* [What you are asked to do]
All records should be reproduced verbatim.

[Lines of data]
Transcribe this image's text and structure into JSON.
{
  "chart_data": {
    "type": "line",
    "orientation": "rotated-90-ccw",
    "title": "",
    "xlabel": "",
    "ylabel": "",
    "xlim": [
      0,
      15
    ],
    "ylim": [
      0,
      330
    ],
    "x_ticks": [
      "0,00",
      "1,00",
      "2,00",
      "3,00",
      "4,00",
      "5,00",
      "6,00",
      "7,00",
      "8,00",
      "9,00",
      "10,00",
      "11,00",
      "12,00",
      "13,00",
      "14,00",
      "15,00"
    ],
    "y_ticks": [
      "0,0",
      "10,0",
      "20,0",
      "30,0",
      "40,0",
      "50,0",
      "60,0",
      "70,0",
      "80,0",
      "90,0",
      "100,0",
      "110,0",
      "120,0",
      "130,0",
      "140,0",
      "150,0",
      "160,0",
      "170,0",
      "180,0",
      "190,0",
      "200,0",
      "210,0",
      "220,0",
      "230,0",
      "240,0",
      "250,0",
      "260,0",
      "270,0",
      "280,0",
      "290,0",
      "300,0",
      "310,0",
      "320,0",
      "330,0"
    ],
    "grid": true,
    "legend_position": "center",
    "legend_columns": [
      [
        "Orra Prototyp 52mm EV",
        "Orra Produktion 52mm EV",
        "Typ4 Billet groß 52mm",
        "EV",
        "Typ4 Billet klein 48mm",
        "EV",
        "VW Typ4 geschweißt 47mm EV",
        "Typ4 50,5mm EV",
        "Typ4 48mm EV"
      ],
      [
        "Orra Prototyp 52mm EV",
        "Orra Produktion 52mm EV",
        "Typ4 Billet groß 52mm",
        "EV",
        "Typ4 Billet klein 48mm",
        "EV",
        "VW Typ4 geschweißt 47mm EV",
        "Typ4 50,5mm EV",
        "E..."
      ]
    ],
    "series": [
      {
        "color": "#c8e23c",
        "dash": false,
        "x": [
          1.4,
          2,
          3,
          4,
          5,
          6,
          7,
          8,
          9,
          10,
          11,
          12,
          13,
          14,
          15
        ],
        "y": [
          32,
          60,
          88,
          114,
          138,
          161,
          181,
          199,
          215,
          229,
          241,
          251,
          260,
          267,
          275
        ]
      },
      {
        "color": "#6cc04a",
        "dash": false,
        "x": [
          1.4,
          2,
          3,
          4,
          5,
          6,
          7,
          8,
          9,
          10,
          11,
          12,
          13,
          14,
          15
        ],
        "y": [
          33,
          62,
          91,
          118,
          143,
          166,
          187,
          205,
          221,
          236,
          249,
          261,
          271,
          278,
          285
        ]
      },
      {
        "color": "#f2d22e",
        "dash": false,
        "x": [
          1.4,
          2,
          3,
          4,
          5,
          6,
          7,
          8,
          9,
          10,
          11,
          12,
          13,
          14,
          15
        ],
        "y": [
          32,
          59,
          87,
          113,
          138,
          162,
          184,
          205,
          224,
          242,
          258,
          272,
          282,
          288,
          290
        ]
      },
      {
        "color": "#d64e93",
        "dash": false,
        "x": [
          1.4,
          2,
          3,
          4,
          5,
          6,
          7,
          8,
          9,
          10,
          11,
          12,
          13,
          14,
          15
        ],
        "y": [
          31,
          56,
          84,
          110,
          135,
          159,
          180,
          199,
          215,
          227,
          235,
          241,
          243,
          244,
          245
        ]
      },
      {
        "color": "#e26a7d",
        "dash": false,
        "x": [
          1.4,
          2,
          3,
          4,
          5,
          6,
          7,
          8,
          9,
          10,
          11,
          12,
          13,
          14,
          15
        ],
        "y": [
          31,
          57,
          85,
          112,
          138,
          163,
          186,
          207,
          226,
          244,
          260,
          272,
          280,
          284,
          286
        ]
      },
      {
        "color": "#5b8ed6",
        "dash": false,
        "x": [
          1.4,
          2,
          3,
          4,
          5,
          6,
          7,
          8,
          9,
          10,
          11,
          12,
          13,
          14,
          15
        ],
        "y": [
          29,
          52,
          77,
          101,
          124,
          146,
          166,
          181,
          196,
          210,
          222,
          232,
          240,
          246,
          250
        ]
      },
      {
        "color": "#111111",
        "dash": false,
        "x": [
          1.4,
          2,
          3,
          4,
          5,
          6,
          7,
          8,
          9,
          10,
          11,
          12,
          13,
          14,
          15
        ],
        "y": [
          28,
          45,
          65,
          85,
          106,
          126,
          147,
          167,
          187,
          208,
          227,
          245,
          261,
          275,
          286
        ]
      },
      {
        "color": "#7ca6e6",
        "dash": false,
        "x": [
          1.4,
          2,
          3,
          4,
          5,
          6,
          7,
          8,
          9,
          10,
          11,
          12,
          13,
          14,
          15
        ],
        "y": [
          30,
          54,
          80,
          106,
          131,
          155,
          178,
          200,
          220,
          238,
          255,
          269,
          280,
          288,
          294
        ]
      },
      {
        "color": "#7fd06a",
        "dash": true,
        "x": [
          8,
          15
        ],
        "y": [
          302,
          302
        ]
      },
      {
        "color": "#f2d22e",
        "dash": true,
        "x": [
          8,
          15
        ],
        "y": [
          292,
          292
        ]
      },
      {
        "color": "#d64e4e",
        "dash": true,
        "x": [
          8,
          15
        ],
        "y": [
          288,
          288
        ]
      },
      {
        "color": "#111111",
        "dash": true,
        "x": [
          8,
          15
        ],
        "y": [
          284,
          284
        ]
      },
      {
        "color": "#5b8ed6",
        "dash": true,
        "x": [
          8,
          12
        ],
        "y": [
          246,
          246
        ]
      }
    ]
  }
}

* [Task solution]
Transcribe this image's text and structure into JSON.
{
  "chart_data": {
    "type": "line",
    "orientation": "rotated-90-ccw",
    "title": "",
    "xlabel": "",
    "ylabel": "",
    "xlim": [
      0,
      15
    ],
    "ylim": [
      0,
      330
    ],
    "x_ticks": [
      "0,00",
      "1,00",
      "2,00",
      "3,00",
      "4,00",
      "5,00",
      "6,00",
      "7,00",
      "8,00",
      "9,00",
      "10,00",
      "11,00",
      "12,00",
      "13,00",
      "14,00",
      "15,00"
    ],
    "y_ticks": [
      "0,0",
      "10,0",
      "20,0",
      "30,0",
      "40,0",
      "50,0",
      "60,0",
      "70,0",
      "80,0",
      "90,0",
      "100,0",
      "110,0",
      "120,0",
      "130,0",
      "140,0",
      "150,0",
      "160,0",
      "170,0",
      "180,0",
      "190,0",
      "200,0",
      "210,0",
      "220,0",
      "230,0",
      "240,0",
      "250,0",
      "260,0",
      "270,0",
      "280,0",
      "290,0",
      "300,0",
      "310,0",
      "320,0",
      "330,0"
    ],
    "grid": true,
    "legend_position": "center",
    "legend_columns": [
      [
        "Orra Prototyp 52mm EV",
        "Orra Produktion 52mm EV",
        "Typ4 Billet groß 52mm",
        "EV",
        "Typ4 Billet klein 48mm",
        "EV",
        "VW Typ4 geschweißt 47mm EV",
        "Typ4 50,5mm EV",
        "Typ4 48mm EV"
      ],
      [
        "Orra Prototyp 52mm EV",
        "Orra Produktion 52mm EV",
        "Typ4 Billet groß 52mm",
        "EV",
        "Typ4 Billet klein 48mm",
        "EV",
        "VW Typ4 geschweißt 47mm EV",
        "Typ4 50,5mm EV",
        "E..."
      ]
    ],
    "series": [
      {
        "color": "#c8e23c",
        "dash": false,
        "x": [
          1.4,
          2,
          3,
          4,
          5,
          6,
          7,
          8,
          9,
          10,
          11,
          12,
          13,
          14,
          15
        ],
        "y": [
          32,
          60,
          88,
          114,
          138,
          161,
          181,
          199,
          215,
          229,
          241,
          251,
          260,
          267,
          275
        ]
      },
      {
        "color": "#6cc04a",
        "dash": false,
        "x": [
          1.4,
          2,
          3,
          4,
          5,
          6,
          7,
          8,
          9,
          10,
          11,
          12,
          13,
          14,
          15
        ],
        "y": [
          33,
          62,
          91,
          118,
          143,
          166,
          187,
          205,
          221,
          236,
          249,
          261,
          271,
          278,
          285
        ]
      },
      {
        "color": "#f2d22e",
        "dash": false,
        "x": [
          1.4,
          2,
          3,
          4,
          5,
          6,
          7,
          8,
          9,
          10,
          11,
          12,
          13,
          14,
          15
        ],
        "y": [
          32,
          59,
          87,
          113,
          138,
          162,
          184,
          205,
          224,
          242,
          258,
          272,
          282,
          288,
          290
        ]
      },
      {
        "color": "#d64e93",
        "dash": false,
        "x": [
          1.4,
          2,
          3,
          4,
          5,
          6,
          7,
          8,
          9,
          10,
          11,
          12,
          13,
          14,
          15
        ],
        "y": [
          31,
          56,
          84,
          110,
          135,
          159,
          180,
          199,
          215,
          227,
          235,
          241,
          243,
          244,
          245
        ]
      },
      {
        "color": "#e26a7d",
        "dash": false,
        "x": [
          1.4,
          2,
          3,
          4,
          5,
          6,
          7,
          8,
          9,
          10,
          11,
          12,
          13,
          14,
          15
        ],
        "y": [
          31,
          57,
          85,
          112,
          138,
          163,
          186,
          207,
          226,
          244,
          260,
          272,
          280,
          284,
          286
        ]
      },
      {
        "color": "#5b8ed6",
        "dash": false,
        "x": [
          1.4,
          2,
          3,
          4,
          5,
          6,
          7,
          8,
          9,
          10,
          11,
          12,
          13,
          14,
          15
        ],
        "y": [
          29,
          52,
          77,
          101,
          124,
          146,
          166,
          181,
          196,
          210,
          222,
          232,
          240,
          246,
          250
        ]
      },
      {
        "color": "#111111",
        "dash": false,
        "x": [
          1.4,
          2,
          3,
          4,
          5,
          6,
          7,
          8,
          9,
          10,
          11,
          12,
          13,
          14,
          15
        ],
        "y": [
          28,
          45,
          65,
          85,
          106,
          126,
          147,
          167,
          187,
          208,
          227,
          245,
          261,
          275,
          286
        ]
      },
      {
        "color": "#7ca6e6",
        "dash": false,
        "x": [
          1.4,
          2,
          3,
          4,
          5,
          6,
          7,
          8,
          9,
          10,
          11,
          12,
          13,
          14,
          15
        ],
        "y": [
          30,
          54,
          80,
          106,
          131,
          155,
          178,
          200,
          220,
          238,
          255,
          269,
          280,
          288,
          294
        ]
      },
      {
        "color": "#7fd06a",
        "dash": true,
        "x": [
          8,
          15
        ],
        "y": [
          302,
          302
        ]
      },
      {
        "color": "#f2d22e",
        "dash": true,
        "x": [
          8,
          15
        ],
        "y": [
          292,
          292
        ]
      },
      {
        "color": "#d64e4e",
        "dash": true,
        "x": [
          8,
          15
        ],
        "y": [
          288,
          288
        ]
      },
      {
        "color": "#111111",
        "dash": true,
        "x": [
          8,
          15
        ],
        "y": [
          284,
          284
        ]
      },
      {
        "color": "#5b8ed6",
        "dash": true,
        "x": [
          8,
          12
        ],
        "y": [
          246,
          246
        ]
      }
    ]
  }
}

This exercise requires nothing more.